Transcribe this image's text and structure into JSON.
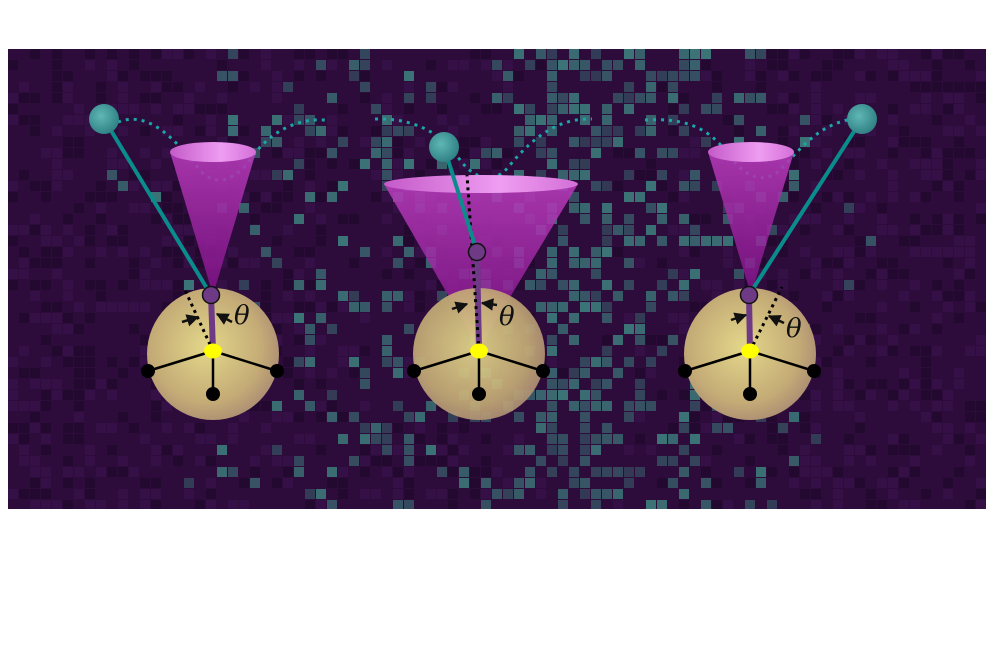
{
  "figure": {
    "background_color": "#2f0a3d",
    "tile_color": "#2f6e6a",
    "rod_color": "#008b8b",
    "cone_color": "#9b1fa0",
    "cone_rim_color": "#e07de6",
    "sphere_color": "#c9b47a",
    "center_atom_color": "#ffff00",
    "angle_label": "θ",
    "panels": [
      {
        "angle_label": "θ"
      },
      {
        "angle_label": "θ"
      },
      {
        "angle_label": "θ"
      }
    ]
  }
}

------------

#### Your task
Exclude the images and reproduce the remaining data exactly.

#### Finished task
Transcribe this image's text and structure into JSON.
{
  "figure": {
    "background_color": "#2f0a3d",
    "tile_color": "#2f6e6a",
    "rod_color": "#008b8b",
    "cone_color": "#9b1fa0",
    "cone_rim_color": "#e07de6",
    "sphere_color": "#c9b47a",
    "center_atom_color": "#ffff00",
    "angle_label": "θ",
    "panels": [
      {
        "angle_label": "θ"
      },
      {
        "angle_label": "θ"
      },
      {
        "angle_label": "θ"
      }
    ]
  }
}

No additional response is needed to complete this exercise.